Provided data:
========================================
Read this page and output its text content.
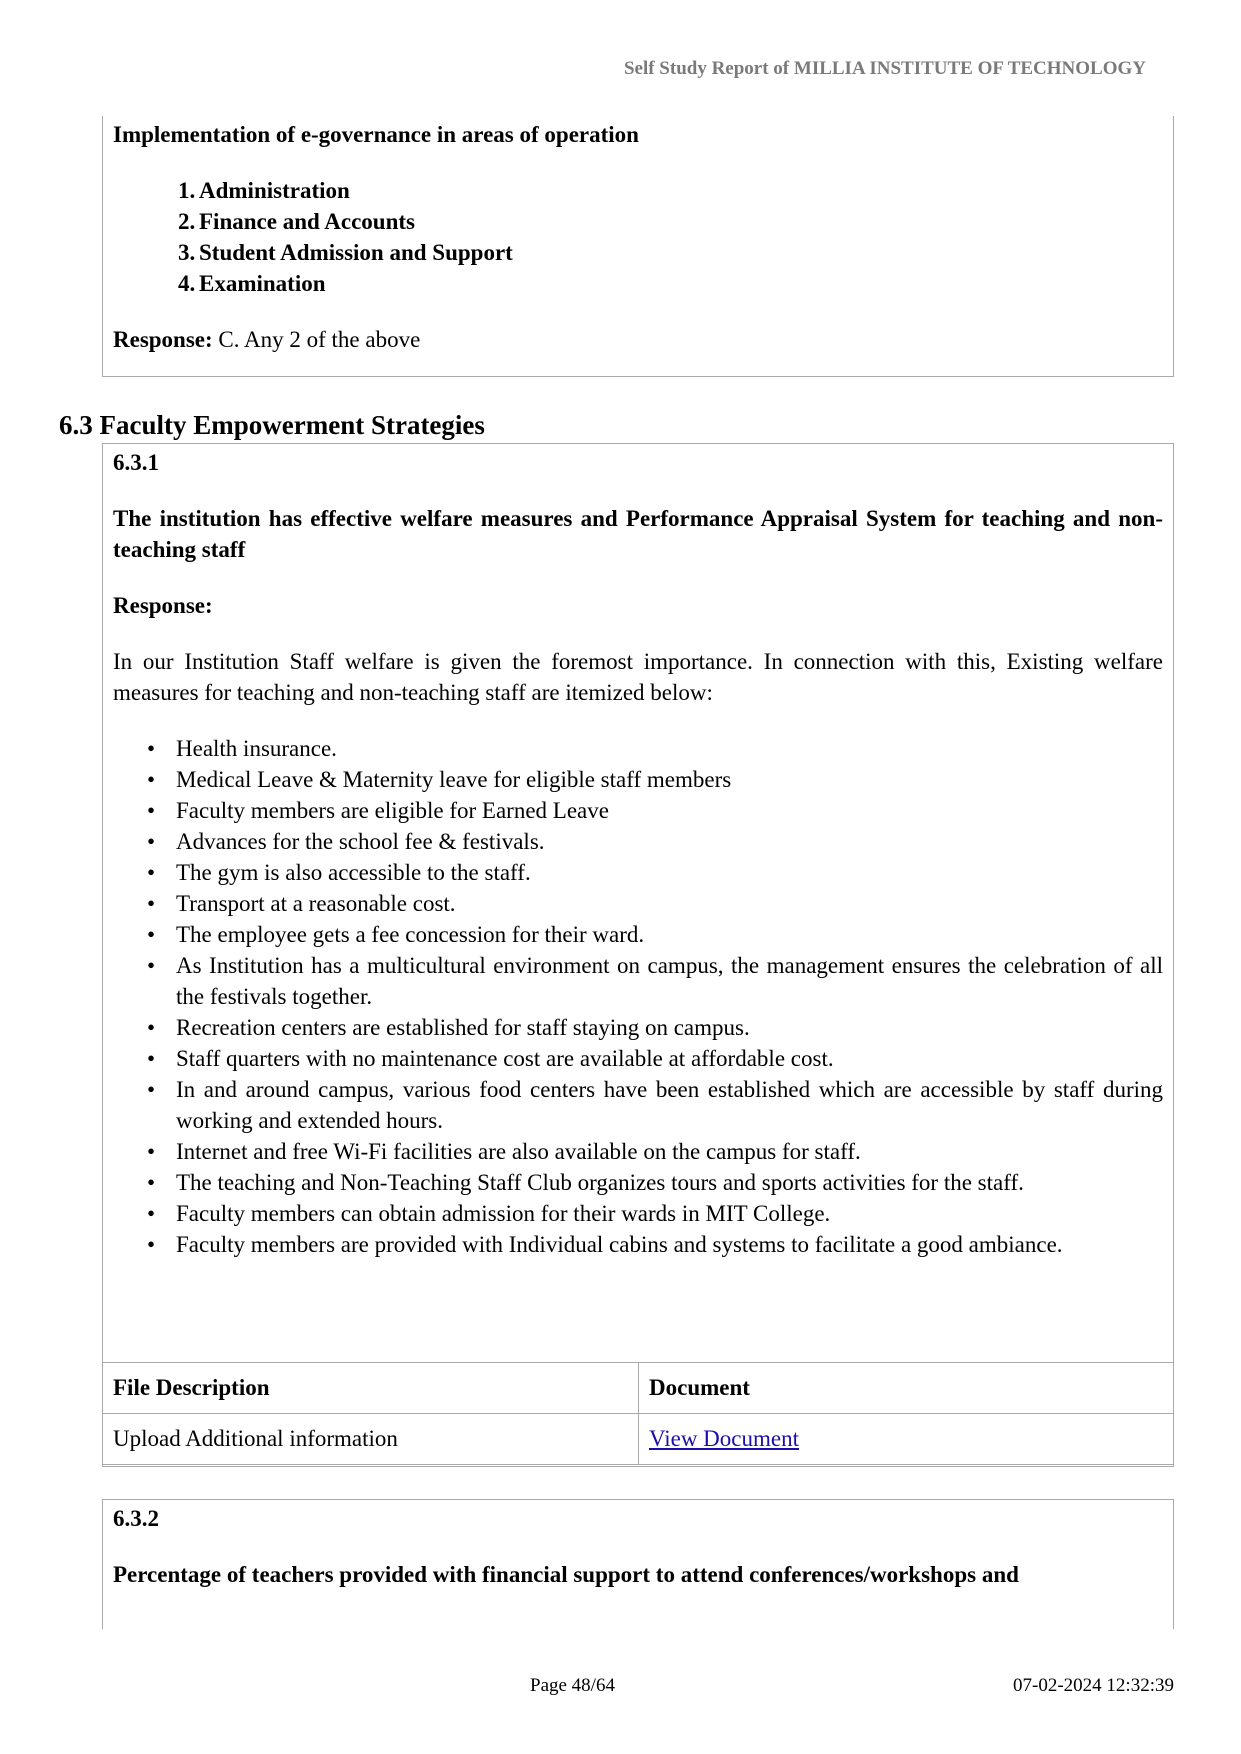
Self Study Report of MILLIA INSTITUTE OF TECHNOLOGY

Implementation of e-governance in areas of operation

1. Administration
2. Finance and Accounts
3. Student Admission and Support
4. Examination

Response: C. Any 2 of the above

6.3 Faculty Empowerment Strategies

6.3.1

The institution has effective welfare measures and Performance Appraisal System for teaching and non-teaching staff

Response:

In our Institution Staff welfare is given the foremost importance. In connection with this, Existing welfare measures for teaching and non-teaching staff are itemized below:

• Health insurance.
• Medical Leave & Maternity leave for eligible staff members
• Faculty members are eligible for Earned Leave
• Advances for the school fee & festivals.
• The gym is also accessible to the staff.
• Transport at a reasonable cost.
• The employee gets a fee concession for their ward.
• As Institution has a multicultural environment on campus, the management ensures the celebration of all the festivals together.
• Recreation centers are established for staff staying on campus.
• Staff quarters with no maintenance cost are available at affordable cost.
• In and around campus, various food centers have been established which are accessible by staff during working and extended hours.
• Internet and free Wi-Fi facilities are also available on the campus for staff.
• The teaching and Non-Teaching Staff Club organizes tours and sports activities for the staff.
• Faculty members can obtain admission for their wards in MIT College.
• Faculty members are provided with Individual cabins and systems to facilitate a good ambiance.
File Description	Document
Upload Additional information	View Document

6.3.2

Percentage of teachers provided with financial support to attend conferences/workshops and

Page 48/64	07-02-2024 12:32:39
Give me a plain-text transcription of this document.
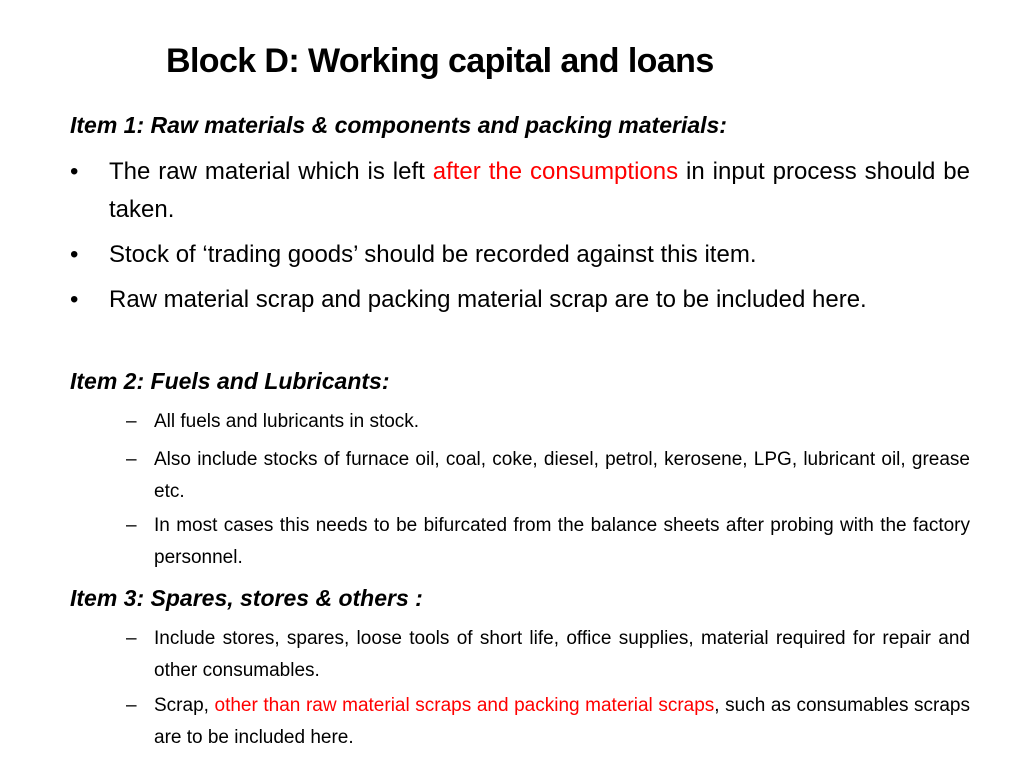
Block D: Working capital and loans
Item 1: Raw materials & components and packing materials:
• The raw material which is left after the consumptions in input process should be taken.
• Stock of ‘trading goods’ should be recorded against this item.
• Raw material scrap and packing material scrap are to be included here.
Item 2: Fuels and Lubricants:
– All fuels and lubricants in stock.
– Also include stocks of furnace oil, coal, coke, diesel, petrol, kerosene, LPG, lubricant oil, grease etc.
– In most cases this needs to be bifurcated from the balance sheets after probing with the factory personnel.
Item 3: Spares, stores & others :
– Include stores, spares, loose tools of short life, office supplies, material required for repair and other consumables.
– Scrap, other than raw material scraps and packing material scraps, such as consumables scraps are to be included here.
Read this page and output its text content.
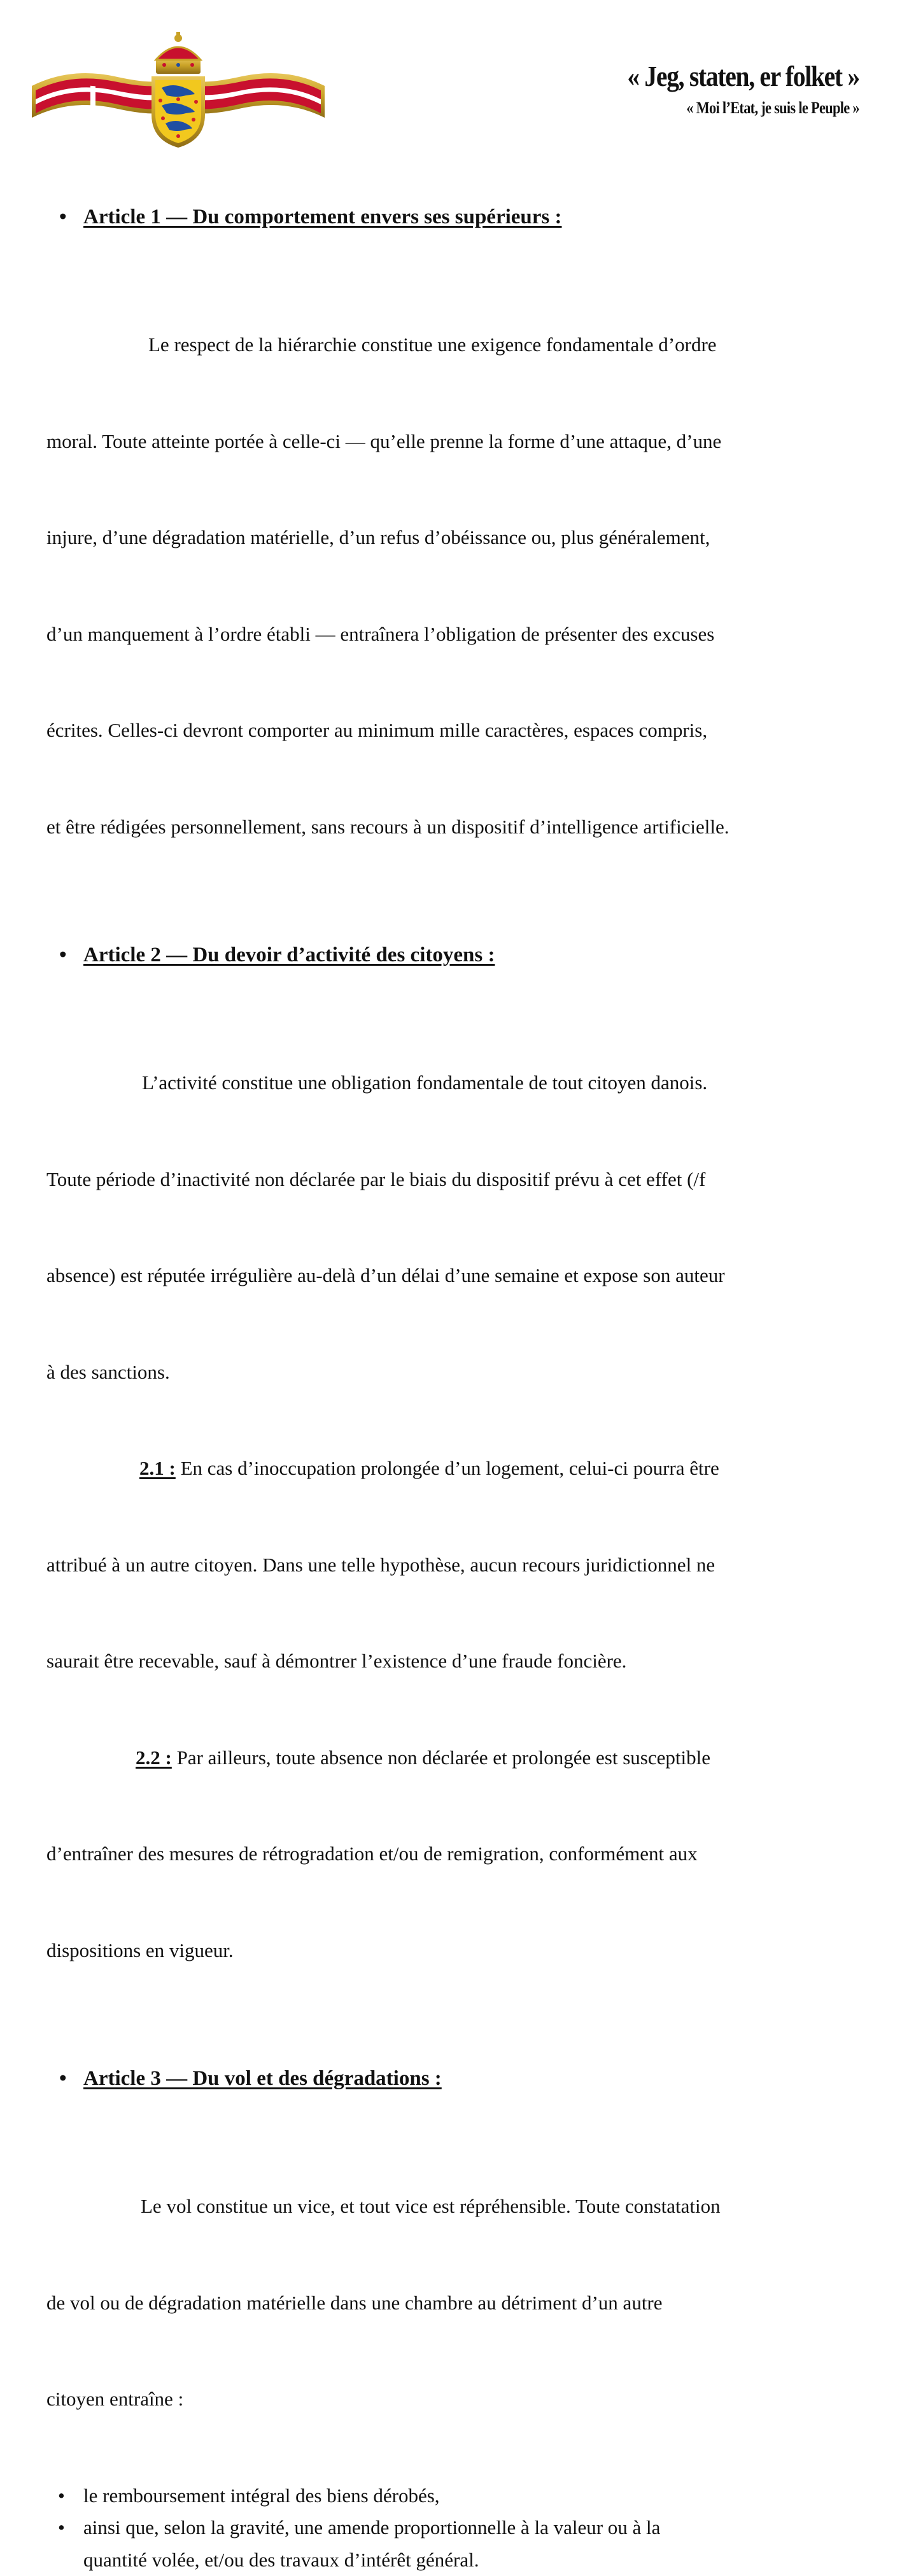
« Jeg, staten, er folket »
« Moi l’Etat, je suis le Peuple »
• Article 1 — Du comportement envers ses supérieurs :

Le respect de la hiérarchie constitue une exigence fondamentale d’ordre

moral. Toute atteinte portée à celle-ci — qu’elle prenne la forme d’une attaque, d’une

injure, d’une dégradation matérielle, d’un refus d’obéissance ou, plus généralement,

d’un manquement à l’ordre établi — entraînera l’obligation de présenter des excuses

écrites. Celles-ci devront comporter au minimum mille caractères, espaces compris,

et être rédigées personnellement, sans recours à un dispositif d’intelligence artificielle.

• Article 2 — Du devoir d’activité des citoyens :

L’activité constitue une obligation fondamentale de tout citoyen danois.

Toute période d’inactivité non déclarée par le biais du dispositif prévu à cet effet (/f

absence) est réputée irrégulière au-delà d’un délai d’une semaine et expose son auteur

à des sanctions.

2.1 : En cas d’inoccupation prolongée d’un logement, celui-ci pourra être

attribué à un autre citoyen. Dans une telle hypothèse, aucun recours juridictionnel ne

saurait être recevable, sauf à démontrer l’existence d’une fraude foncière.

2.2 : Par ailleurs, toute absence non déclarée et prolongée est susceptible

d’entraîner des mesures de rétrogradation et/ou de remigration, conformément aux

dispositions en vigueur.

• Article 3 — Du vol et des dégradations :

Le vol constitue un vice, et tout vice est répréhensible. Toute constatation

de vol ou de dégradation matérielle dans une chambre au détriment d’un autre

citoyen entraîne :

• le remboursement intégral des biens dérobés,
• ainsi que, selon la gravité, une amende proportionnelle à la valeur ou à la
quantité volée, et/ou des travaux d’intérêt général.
========================================
Exercise instructions:
Omit the pictures and restate the rest of the records verbatim.

Reply to the exercise:
Read this page and output its text content.
Self Study Report of MILLIA INSTITUTE OF TECHNOLOGY

Implementation of e-governance in areas of operation

1. Administration
2. Finance and Accounts
3. Student Admission and Support
4. Examination

Response: C. Any 2 of the above

6.3 Faculty Empowerment Strategies

6.3.1

The institution has effective welfare measures and Performance Appraisal System for teaching and non-teaching staff

Response:

In our Institution Staff welfare is given the foremost importance. In connection with this, Existing welfare measures for teaching and non-teaching staff are itemized below:

• Health insurance.
• Medical Leave & Maternity leave for eligible staff members
• Faculty members are eligible for Earned Leave
• Advances for the school fee & festivals.
• The gym is also accessible to the staff.
• Transport at a reasonable cost.
• The employee gets a fee concession for their ward.
• As Institution has a multicultural environment on campus, the management ensures the celebration of all the festivals together.
• Recreation centers are established for staff staying on campus.
• Staff quarters with no maintenance cost are available at affordable cost.
• In and around campus, various food centers have been established which are accessible by staff during working and extended hours.
• Internet and free Wi-Fi facilities are also available on the campus for staff.
• The teaching and Non-Teaching Staff Club organizes tours and sports activities for the staff.
• Faculty members can obtain admission for their wards in MIT College.
• Faculty members are provided with Individual cabins and systems to facilitate a good ambiance.
File Description	Document
Upload Additional information	View Document

6.3.2

Percentage of teachers provided with financial support to attend conferences/workshops and

Page 48/64	07-02-2024 12:32:39
Give me a plain-text transcription of this document.
Block D: Working capital and loans
Item 1: Raw materials & components and packing materials:
• The raw material which is left after the consumptions in input process should be taken.
• Stock of ‘trading goods’ should be recorded against this item.
• Raw material scrap and packing material scrap are to be included here.
Item 2: Fuels and Lubricants:
– All fuels and lubricants in stock.
– Also include stocks of furnace oil, coal, coke, diesel, petrol, kerosene, LPG, lubricant oil, grease etc.
– In most cases this needs to be bifurcated from the balance sheets after probing with the factory personnel.
Item 3: Spares, stores & others :
– Include stores, spares, loose tools of short life, office supplies, material required for repair and other consumables.
– Scrap, other than raw material scraps and packing material scraps, such as consumables scraps are to be included here.
Read this page and output its text content.
« Jeg, staten, er folket »
« Moi l’Etat, je suis le Peuple »
• Article 1 — Du comportement envers ses supérieurs :

Le respect de la hiérarchie constitue une exigence fondamentale d’ordre

moral. Toute atteinte portée à celle-ci — qu’elle prenne la forme d’une attaque, d’une

injure, d’une dégradation matérielle, d’un refus d’obéissance ou, plus généralement,

d’un manquement à l’ordre établi — entraînera l’obligation de présenter des excuses

écrites. Celles-ci devront comporter au minimum mille caractères, espaces compris,

et être rédigées personnellement, sans recours à un dispositif d’intelligence artificielle.

• Article 2 — Du devoir d’activité des citoyens :

L’activité constitue une obligation fondamentale de tout citoyen danois.

Toute période d’inactivité non déclarée par le biais du dispositif prévu à cet effet (/f

absence) est réputée irrégulière au-delà d’un délai d’une semaine et expose son auteur

à des sanctions.

2.1 : En cas d’inoccupation prolongée d’un logement, celui-ci pourra être

attribué à un autre citoyen. Dans une telle hypothèse, aucun recours juridictionnel ne

saurait être recevable, sauf à démontrer l’existence d’une fraude foncière.

2.2 : Par ailleurs, toute absence non déclarée et prolongée est susceptible

d’entraîner des mesures de rétrogradation et/ou de remigration, conformément aux

dispositions en vigueur.

• Article 3 — Du vol et des dégradations :

Le vol constitue un vice, et tout vice est répréhensible. Toute constatation

de vol ou de dégradation matérielle dans une chambre au détriment d’un autre

citoyen entraîne :

• le remboursement intégral des biens dérobés,
• ainsi que, selon la gravité, une amende proportionnelle à la valeur ou à la
quantité volée, et/ou des travaux d’intérêt général.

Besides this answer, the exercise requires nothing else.